» **THE REQUEST**
Give back the full listing, character for character, with no pictures.

[Start GIVEN DATA]

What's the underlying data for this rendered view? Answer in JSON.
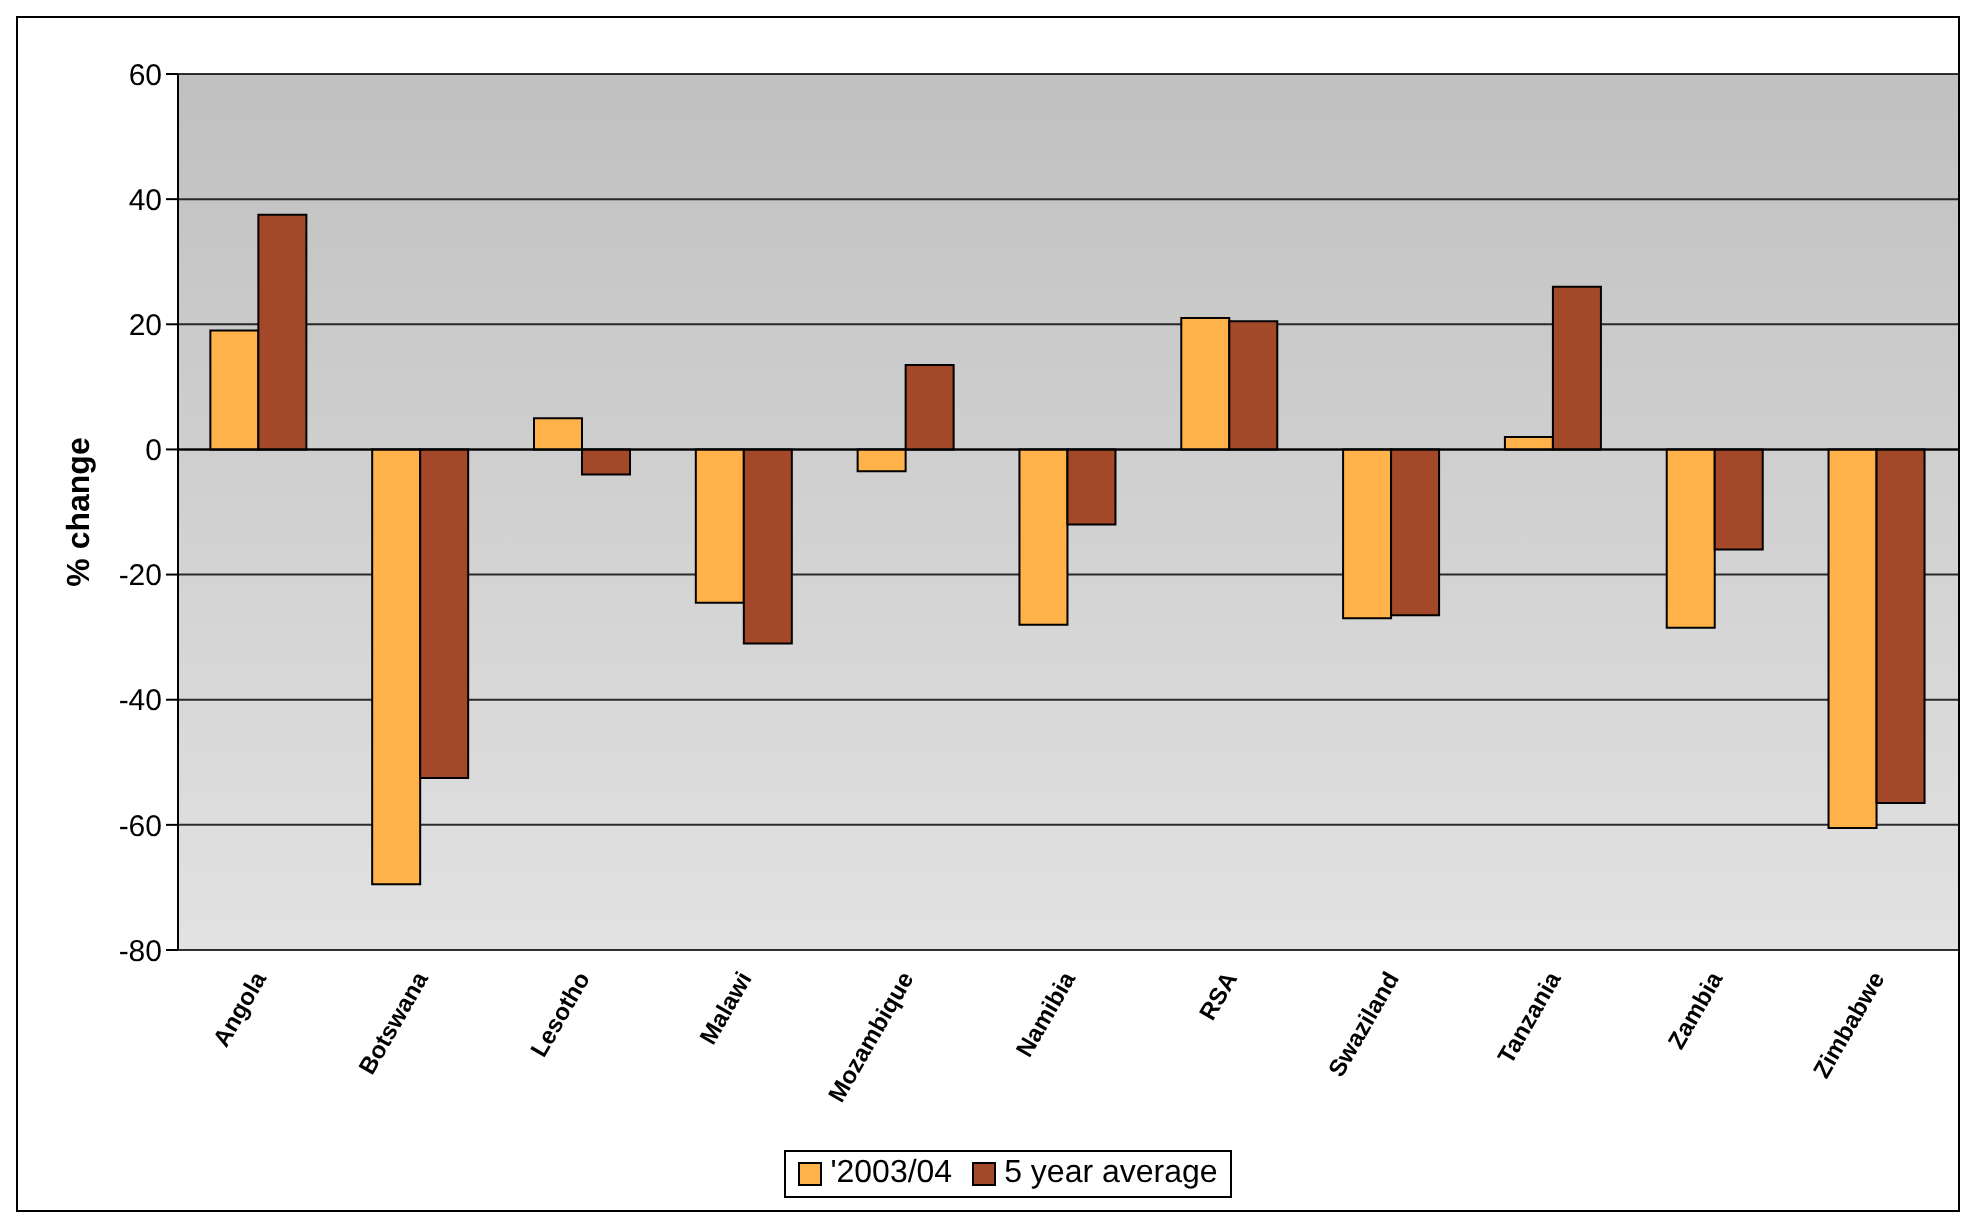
{
  "chart_data": {
    "type": "bar",
    "ylabel": "% change",
    "categories": [
      "Angola",
      "Botswana",
      "Lesotho",
      "Malawi",
      "Mozambique",
      "Namibia",
      "RSA",
      "Swaziland",
      "Tanzania",
      "Zambia",
      "Zimbabwe"
    ],
    "series": [
      {
        "name": "'2003/04",
        "color": "#ffb24a",
        "values": [
          19,
          -69.5,
          5,
          -24.5,
          -3.5,
          -28,
          21,
          -27,
          2,
          -28.5,
          -60.5
        ]
      },
      {
        "name": "5 year average",
        "color": "#a4482a",
        "values": [
          37.5,
          -52.5,
          -4,
          -31,
          13.5,
          -12,
          20.5,
          -26.5,
          26,
          -16,
          -56.5
        ]
      }
    ],
    "ylim": [
      -80,
      60
    ],
    "yticks": [
      -80,
      -60,
      -40,
      -20,
      0,
      20,
      40,
      60
    ],
    "grid": "y",
    "legend": "bottom"
  }
}
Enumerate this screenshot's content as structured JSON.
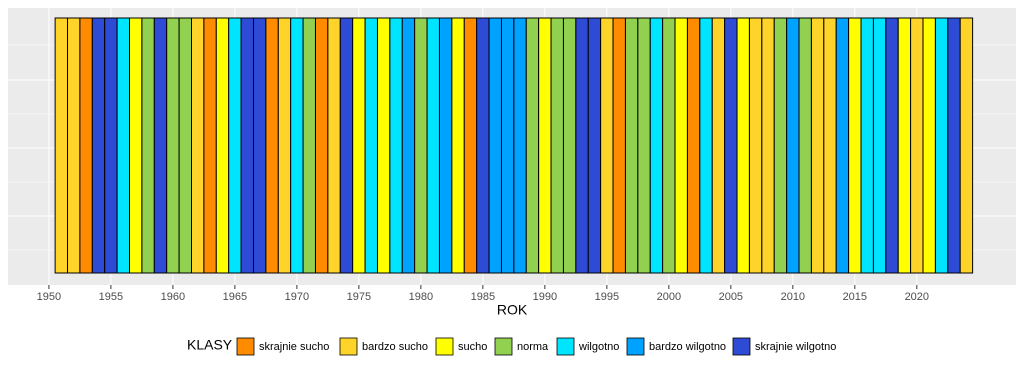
{
  "chart_data": {
    "type": "stripes",
    "xlabel": "ROK",
    "x": [
      1951,
      1952,
      1953,
      1954,
      1955,
      1956,
      1957,
      1958,
      1959,
      1960,
      1961,
      1962,
      1963,
      1964,
      1965,
      1966,
      1967,
      1968,
      1969,
      1970,
      1971,
      1972,
      1973,
      1974,
      1975,
      1976,
      1977,
      1978,
      1979,
      1980,
      1981,
      1982,
      1983,
      1984,
      1985,
      1986,
      1987,
      1988,
      1989,
      1990,
      1991,
      1992,
      1993,
      1994,
      1995,
      1996,
      1997,
      1998,
      1999,
      2000,
      2001,
      2002,
      2003,
      2004,
      2005,
      2006,
      2007,
      2008,
      2009,
      2010,
      2011,
      2012,
      2013,
      2014,
      2015,
      2016,
      2017,
      2018,
      2019,
      2020,
      2021,
      2022,
      2023,
      2024
    ],
    "classes": [
      "bardzo sucho",
      "bardzo sucho",
      "skrajnie sucho",
      "skrajnie wilgotno",
      "skrajnie wilgotno",
      "wilgotno",
      "sucho",
      "norma",
      "skrajnie wilgotno",
      "norma",
      "norma",
      "bardzo sucho",
      "skrajnie sucho",
      "sucho",
      "wilgotno",
      "skrajnie wilgotno",
      "skrajnie wilgotno",
      "skrajnie sucho",
      "bardzo sucho",
      "wilgotno",
      "norma",
      "skrajnie sucho",
      "bardzo sucho",
      "skrajnie wilgotno",
      "sucho",
      "wilgotno",
      "sucho",
      "wilgotno",
      "bardzo wilgotno",
      "norma",
      "wilgotno",
      "bardzo wilgotno",
      "sucho",
      "skrajnie sucho",
      "skrajnie wilgotno",
      "bardzo wilgotno",
      "bardzo wilgotno",
      "bardzo wilgotno",
      "norma",
      "sucho",
      "norma",
      "norma",
      "skrajnie wilgotno",
      "skrajnie wilgotno",
      "bardzo sucho",
      "skrajnie sucho",
      "norma",
      "norma",
      "wilgotno",
      "norma",
      "sucho",
      "skrajnie sucho",
      "wilgotno",
      "bardzo sucho",
      "skrajnie wilgotno",
      "sucho",
      "bardzo sucho",
      "bardzo sucho",
      "norma",
      "bardzo wilgotno",
      "norma",
      "bardzo sucho",
      "bardzo sucho",
      "bardzo wilgotno",
      "sucho",
      "wilgotno",
      "wilgotno",
      "skrajnie wilgotno",
      "sucho",
      "bardzo sucho",
      "sucho",
      "wilgotno",
      "skrajnie wilgotno",
      "bardzo sucho"
    ],
    "xlim": [
      1946.7,
      2028
    ],
    "xticks": [
      1950,
      1955,
      1960,
      1965,
      1970,
      1975,
      1980,
      1985,
      1990,
      1995,
      2000,
      2005,
      2010,
      2015,
      2020
    ],
    "grid": true,
    "legend": {
      "title": "KLASY",
      "position": "bottom",
      "items": [
        {
          "name": "skrajnie sucho",
          "color": "#ff8c00"
        },
        {
          "name": "bardzo sucho",
          "color": "#ffd42a"
        },
        {
          "name": "sucho",
          "color": "#ffff00"
        },
        {
          "name": "norma",
          "color": "#92d050"
        },
        {
          "name": "wilgotno",
          "color": "#00e5ff"
        },
        {
          "name": "bardzo wilgotno",
          "color": "#00a2ff"
        },
        {
          "name": "skrajnie wilgotno",
          "color": "#2e4bd6"
        }
      ]
    }
  }
}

[End GIVEN DATA]

» **EXERCISE SOLUTION**
What's the underlying data for this rendered view? Answer in JSON.
{
  "chart_data": {
    "type": "bar",
    "ylabel": "% change",
    "categories": [
      "Angola",
      "Botswana",
      "Lesotho",
      "Malawi",
      "Mozambique",
      "Namibia",
      "RSA",
      "Swaziland",
      "Tanzania",
      "Zambia",
      "Zimbabwe"
    ],
    "series": [
      {
        "name": "'2003/04",
        "color": "#ffb24a",
        "values": [
          19,
          -69.5,
          5,
          -24.5,
          -3.5,
          -28,
          21,
          -27,
          2,
          -28.5,
          -60.5
        ]
      },
      {
        "name": "5 year average",
        "color": "#a4482a",
        "values": [
          37.5,
          -52.5,
          -4,
          -31,
          13.5,
          -12,
          20.5,
          -26.5,
          26,
          -16,
          -56.5
        ]
      }
    ],
    "ylim": [
      -80,
      60
    ],
    "yticks": [
      -80,
      -60,
      -40,
      -20,
      0,
      20,
      40,
      60
    ],
    "grid": "y",
    "legend": "bottom"
  }
}
Enumerate this screenshot's content as structured JSON.
{
  "chart_data": {
    "type": "stripes",
    "xlabel": "ROK",
    "x": [
      1951,
      1952,
      1953,
      1954,
      1955,
      1956,
      1957,
      1958,
      1959,
      1960,
      1961,
      1962,
      1963,
      1964,
      1965,
      1966,
      1967,
      1968,
      1969,
      1970,
      1971,
      1972,
      1973,
      1974,
      1975,
      1976,
      1977,
      1978,
      1979,
      1980,
      1981,
      1982,
      1983,
      1984,
      1985,
      1986,
      1987,
      1988,
      1989,
      1990,
      1991,
      1992,
      1993,
      1994,
      1995,
      1996,
      1997,
      1998,
      1999,
      2000,
      2001,
      2002,
      2003,
      2004,
      2005,
      2006,
      2007,
      2008,
      2009,
      2010,
      2011,
      2012,
      2013,
      2014,
      2015,
      2016,
      2017,
      2018,
      2019,
      2020,
      2021,
      2022,
      2023,
      2024
    ],
    "classes": [
      "bardzo sucho",
      "bardzo sucho",
      "skrajnie sucho",
      "skrajnie wilgotno",
      "skrajnie wilgotno",
      "wilgotno",
      "sucho",
      "norma",
      "skrajnie wilgotno",
      "norma",
      "norma",
      "bardzo sucho",
      "skrajnie sucho",
      "sucho",
      "wilgotno",
      "skrajnie wilgotno",
      "skrajnie wilgotno",
      "skrajnie sucho",
      "bardzo sucho",
      "wilgotno",
      "norma",
      "skrajnie sucho",
      "bardzo sucho",
      "skrajnie wilgotno",
      "sucho",
      "wilgotno",
      "sucho",
      "wilgotno",
      "bardzo wilgotno",
      "norma",
      "wilgotno",
      "bardzo wilgotno",
      "sucho",
      "skrajnie sucho",
      "skrajnie wilgotno",
      "bardzo wilgotno",
      "bardzo wilgotno",
      "bardzo wilgotno",
      "norma",
      "sucho",
      "norma",
      "norma",
      "skrajnie wilgotno",
      "skrajnie wilgotno",
      "bardzo sucho",
      "skrajnie sucho",
      "norma",
      "norma",
      "wilgotno",
      "norma",
      "sucho",
      "skrajnie sucho",
      "wilgotno",
      "bardzo sucho",
      "skrajnie wilgotno",
      "sucho",
      "bardzo sucho",
      "bardzo sucho",
      "norma",
      "bardzo wilgotno",
      "norma",
      "bardzo sucho",
      "bardzo sucho",
      "bardzo wilgotno",
      "sucho",
      "wilgotno",
      "wilgotno",
      "skrajnie wilgotno",
      "sucho",
      "bardzo sucho",
      "sucho",
      "wilgotno",
      "skrajnie wilgotno",
      "bardzo sucho"
    ],
    "xlim": [
      1946.7,
      2028
    ],
    "xticks": [
      1950,
      1955,
      1960,
      1965,
      1970,
      1975,
      1980,
      1985,
      1990,
      1995,
      2000,
      2005,
      2010,
      2015,
      2020
    ],
    "grid": true,
    "legend": {
      "title": "KLASY",
      "position": "bottom",
      "items": [
        {
          "name": "skrajnie sucho",
          "color": "#ff8c00"
        },
        {
          "name": "bardzo sucho",
          "color": "#ffd42a"
        },
        {
          "name": "sucho",
          "color": "#ffff00"
        },
        {
          "name": "norma",
          "color": "#92d050"
        },
        {
          "name": "wilgotno",
          "color": "#00e5ff"
        },
        {
          "name": "bardzo wilgotno",
          "color": "#00a2ff"
        },
        {
          "name": "skrajnie wilgotno",
          "color": "#2e4bd6"
        }
      ]
    }
  }
}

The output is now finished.